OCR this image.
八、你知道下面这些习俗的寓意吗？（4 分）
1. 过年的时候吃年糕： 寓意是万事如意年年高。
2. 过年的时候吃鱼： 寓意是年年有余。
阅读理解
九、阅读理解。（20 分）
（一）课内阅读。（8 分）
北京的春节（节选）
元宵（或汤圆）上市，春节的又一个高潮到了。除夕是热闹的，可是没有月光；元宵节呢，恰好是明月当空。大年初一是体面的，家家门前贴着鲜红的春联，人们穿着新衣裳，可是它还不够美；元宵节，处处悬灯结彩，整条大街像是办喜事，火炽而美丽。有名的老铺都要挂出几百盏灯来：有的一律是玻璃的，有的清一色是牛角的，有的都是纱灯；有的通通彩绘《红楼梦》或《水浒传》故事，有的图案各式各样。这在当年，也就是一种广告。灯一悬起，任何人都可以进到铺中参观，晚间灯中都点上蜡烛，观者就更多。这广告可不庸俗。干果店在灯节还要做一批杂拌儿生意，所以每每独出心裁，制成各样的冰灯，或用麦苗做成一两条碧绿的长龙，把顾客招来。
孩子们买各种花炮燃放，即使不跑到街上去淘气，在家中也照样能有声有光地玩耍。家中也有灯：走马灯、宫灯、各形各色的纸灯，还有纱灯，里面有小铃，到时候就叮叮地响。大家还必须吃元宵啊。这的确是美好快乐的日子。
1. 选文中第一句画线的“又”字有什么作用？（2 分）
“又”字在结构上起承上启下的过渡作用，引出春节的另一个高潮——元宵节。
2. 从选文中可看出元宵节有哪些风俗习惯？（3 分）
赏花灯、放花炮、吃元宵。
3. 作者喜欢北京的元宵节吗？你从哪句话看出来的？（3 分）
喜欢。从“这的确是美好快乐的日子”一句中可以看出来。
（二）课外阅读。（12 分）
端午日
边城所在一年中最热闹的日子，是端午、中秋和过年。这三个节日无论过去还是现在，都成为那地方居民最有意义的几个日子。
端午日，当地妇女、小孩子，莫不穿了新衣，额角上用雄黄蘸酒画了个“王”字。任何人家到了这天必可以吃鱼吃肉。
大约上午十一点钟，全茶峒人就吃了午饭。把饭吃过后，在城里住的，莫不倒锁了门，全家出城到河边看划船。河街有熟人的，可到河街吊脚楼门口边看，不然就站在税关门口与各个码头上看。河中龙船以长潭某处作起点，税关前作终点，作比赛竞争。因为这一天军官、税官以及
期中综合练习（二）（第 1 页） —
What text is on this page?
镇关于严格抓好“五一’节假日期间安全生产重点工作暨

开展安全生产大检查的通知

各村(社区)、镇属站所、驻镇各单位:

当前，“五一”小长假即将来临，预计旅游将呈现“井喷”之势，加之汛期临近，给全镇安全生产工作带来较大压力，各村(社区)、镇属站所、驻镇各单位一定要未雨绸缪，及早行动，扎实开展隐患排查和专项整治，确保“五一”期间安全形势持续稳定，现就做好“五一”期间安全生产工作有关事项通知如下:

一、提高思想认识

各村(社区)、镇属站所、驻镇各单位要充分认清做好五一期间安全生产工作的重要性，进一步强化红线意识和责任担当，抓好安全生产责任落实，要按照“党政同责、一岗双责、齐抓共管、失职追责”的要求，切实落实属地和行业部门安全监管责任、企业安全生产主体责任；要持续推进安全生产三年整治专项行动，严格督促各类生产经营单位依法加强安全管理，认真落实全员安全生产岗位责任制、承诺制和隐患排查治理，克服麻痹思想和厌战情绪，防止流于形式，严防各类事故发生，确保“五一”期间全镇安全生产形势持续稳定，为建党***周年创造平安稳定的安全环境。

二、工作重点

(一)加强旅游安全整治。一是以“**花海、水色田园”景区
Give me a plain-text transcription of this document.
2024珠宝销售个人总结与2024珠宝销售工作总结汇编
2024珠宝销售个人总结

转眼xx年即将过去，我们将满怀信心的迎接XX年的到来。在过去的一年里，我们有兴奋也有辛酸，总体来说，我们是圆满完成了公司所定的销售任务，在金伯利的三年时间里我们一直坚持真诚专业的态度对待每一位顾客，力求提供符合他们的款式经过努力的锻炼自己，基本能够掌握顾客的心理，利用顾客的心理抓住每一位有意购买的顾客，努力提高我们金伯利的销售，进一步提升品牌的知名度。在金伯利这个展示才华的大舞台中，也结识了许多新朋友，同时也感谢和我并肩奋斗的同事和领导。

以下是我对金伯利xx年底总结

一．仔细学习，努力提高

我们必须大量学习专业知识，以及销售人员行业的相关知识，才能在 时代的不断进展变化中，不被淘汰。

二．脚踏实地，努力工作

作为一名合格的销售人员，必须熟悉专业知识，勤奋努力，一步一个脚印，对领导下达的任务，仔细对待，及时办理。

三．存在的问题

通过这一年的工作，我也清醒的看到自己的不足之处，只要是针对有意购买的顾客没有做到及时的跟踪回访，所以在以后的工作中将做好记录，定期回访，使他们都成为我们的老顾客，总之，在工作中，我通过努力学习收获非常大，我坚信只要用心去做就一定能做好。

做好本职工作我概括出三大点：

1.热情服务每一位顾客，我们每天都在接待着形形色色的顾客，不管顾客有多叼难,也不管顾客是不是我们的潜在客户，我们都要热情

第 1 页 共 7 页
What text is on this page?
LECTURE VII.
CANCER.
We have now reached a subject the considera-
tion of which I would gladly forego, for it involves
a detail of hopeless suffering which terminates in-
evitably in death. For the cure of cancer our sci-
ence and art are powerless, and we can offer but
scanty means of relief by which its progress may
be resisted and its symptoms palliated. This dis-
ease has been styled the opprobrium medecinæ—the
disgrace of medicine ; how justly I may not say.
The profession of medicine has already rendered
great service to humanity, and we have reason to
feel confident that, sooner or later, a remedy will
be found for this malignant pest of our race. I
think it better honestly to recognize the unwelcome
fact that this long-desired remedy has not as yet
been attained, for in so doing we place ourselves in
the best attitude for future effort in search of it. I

Goal
Output the records above in their entirety, exactly.

Task solution
OCR this image.
八、你知道下面这些习俗的寓意吗？（4 分）
1. 过年的时候吃年糕： 寓意是万事如意年年高。
2. 过年的时候吃鱼： 寓意是年年有余。
阅读理解
九、阅读理解。（20 分）
（一）课内阅读。（8 分）
北京的春节（节选）
元宵（或汤圆）上市，春节的又一个高潮到了。除夕是热闹的，可是没有月光；元宵节呢，恰好是明月当空。大年初一是体面的，家家门前贴着鲜红的春联，人们穿着新衣裳，可是它还不够美；元宵节，处处悬灯结彩，整条大街像是办喜事，火炽而美丽。有名的老铺都要挂出几百盏灯来：有的一律是玻璃的，有的清一色是牛角的，有的都是纱灯；有的通通彩绘《红楼梦》或《水浒传》故事，有的图案各式各样。这在当年，也就是一种广告。灯一悬起，任何人都可以进到铺中参观，晚间灯中都点上蜡烛，观者就更多。这广告可不庸俗。干果店在灯节还要做一批杂拌儿生意，所以每每独出心裁，制成各样的冰灯，或用麦苗做成一两条碧绿的长龙，把顾客招来。
孩子们买各种花炮燃放，即使不跑到街上去淘气，在家中也照样能有声有光地玩耍。家中也有灯：走马灯、宫灯、各形各色的纸灯，还有纱灯，里面有小铃，到时候就叮叮地响。大家还必须吃元宵啊。这的确是美好快乐的日子。
1. 选文中第一句画线的“又”字有什么作用？（2 分）
“又”字在结构上起承上启下的过渡作用，引出春节的另一个高潮——元宵节。
2. 从选文中可看出元宵节有哪些风俗习惯？（3 分）
赏花灯、放花炮、吃元宵。
3. 作者喜欢北京的元宵节吗？你从哪句话看出来的？（3 分）
喜欢。从“这的确是美好快乐的日子”一句中可以看出来。
（二）课外阅读。（12 分）
端午日
边城所在一年中最热闹的日子，是端午、中秋和过年。这三个节日无论过去还是现在，都成为那地方居民最有意义的几个日子。
端午日，当地妇女、小孩子，莫不穿了新衣，额角上用雄黄蘸酒画了个“王”字。任何人家到了这天必可以吃鱼吃肉。
大约上午十一点钟，全茶峒人就吃了午饭。把饭吃过后，在城里住的，莫不倒锁了门，全家出城到河边看划船。河街有熟人的，可到河街吊脚楼门口边看，不然就站在税关门口与各个码头上看。河中龙船以长潭某处作起点，税关前作终点，作比赛竞争。因为这一天军官、税官以及
期中综合练习（二）（第 1 页） —
What text is on this page?
镇关于严格抓好“五一’节假日期间安全生产重点工作暨

开展安全生产大检查的通知

各村(社区)、镇属站所、驻镇各单位:

当前，“五一”小长假即将来临，预计旅游将呈现“井喷”之势，加之汛期临近，给全镇安全生产工作带来较大压力，各村(社区)、镇属站所、驻镇各单位一定要未雨绸缪，及早行动，扎实开展隐患排查和专项整治，确保“五一”期间安全形势持续稳定，现就做好“五一”期间安全生产工作有关事项通知如下:

一、提高思想认识

各村(社区)、镇属站所、驻镇各单位要充分认清做好五一期间安全生产工作的重要性，进一步强化红线意识和责任担当，抓好安全生产责任落实，要按照“党政同责、一岗双责、齐抓共管、失职追责”的要求，切实落实属地和行业部门安全监管责任、企业安全生产主体责任；要持续推进安全生产三年整治专项行动，严格督促各类生产经营单位依法加强安全管理，认真落实全员安全生产岗位责任制、承诺制和隐患排查治理，克服麻痹思想和厌战情绪，防止流于形式，严防各类事故发生，确保“五一”期间全镇安全生产形势持续稳定，为建党***周年创造平安稳定的安全环境。

二、工作重点

(一)加强旅游安全整治。一是以“**花海、水色田园”景区
Give me a plain-text transcription of this document.
2024珠宝销售个人总结与2024珠宝销售工作总结汇编
2024珠宝销售个人总结

转眼xx年即将过去，我们将满怀信心的迎接XX年的到来。在过去的一年里，我们有兴奋也有辛酸，总体来说，我们是圆满完成了公司所定的销售任务，在金伯利的三年时间里我们一直坚持真诚专业的态度对待每一位顾客，力求提供符合他们的款式经过努力的锻炼自己，基本能够掌握顾客的心理，利用顾客的心理抓住每一位有意购买的顾客，努力提高我们金伯利的销售，进一步提升品牌的知名度。在金伯利这个展示才华的大舞台中，也结识了许多新朋友，同时也感谢和我并肩奋斗的同事和领导。

以下是我对金伯利xx年底总结

一．仔细学习，努力提高

我们必须大量学习专业知识，以及销售人员行业的相关知识，才能在 时代的不断进展变化中，不被淘汰。

二．脚踏实地，努力工作

作为一名合格的销售人员，必须熟悉专业知识，勤奋努力，一步一个脚印，对领导下达的任务，仔细对待，及时办理。

三．存在的问题

通过这一年的工作，我也清醒的看到自己的不足之处，只要是针对有意购买的顾客没有做到及时的跟踪回访，所以在以后的工作中将做好记录，定期回访，使他们都成为我们的老顾客，总之，在工作中，我通过努力学习收获非常大，我坚信只要用心去做就一定能做好。

做好本职工作我概括出三大点：

1.热情服务每一位顾客，我们每天都在接待着形形色色的顾客，不管顾客有多叼难,也不管顾客是不是我们的潜在客户，我们都要热情

第 1 页 共 7 页
What text is on this page?
LECTURE VII.
CANCER.
We have now reached a subject the considera-
tion of which I would gladly forego, for it involves
a detail of hopeless suffering which terminates in-
evitably in death. For the cure of cancer our sci-
ence and art are powerless, and we can offer but
scanty means of relief by which its progress may
be resisted and its symptoms palliated. This dis-
ease has been styled the opprobrium medecinæ—the
disgrace of medicine ; how justly I may not say.
The profession of medicine has already rendered
great service to humanity, and we have reason to
feel confident that, sooner or later, a remedy will
be found for this malignant pest of our race. I
think it better honestly to recognize the unwelcome
fact that this long-desired remedy has not as yet
been attained, for in so doing we place ourselves in
the best attitude for future effort in search of it. I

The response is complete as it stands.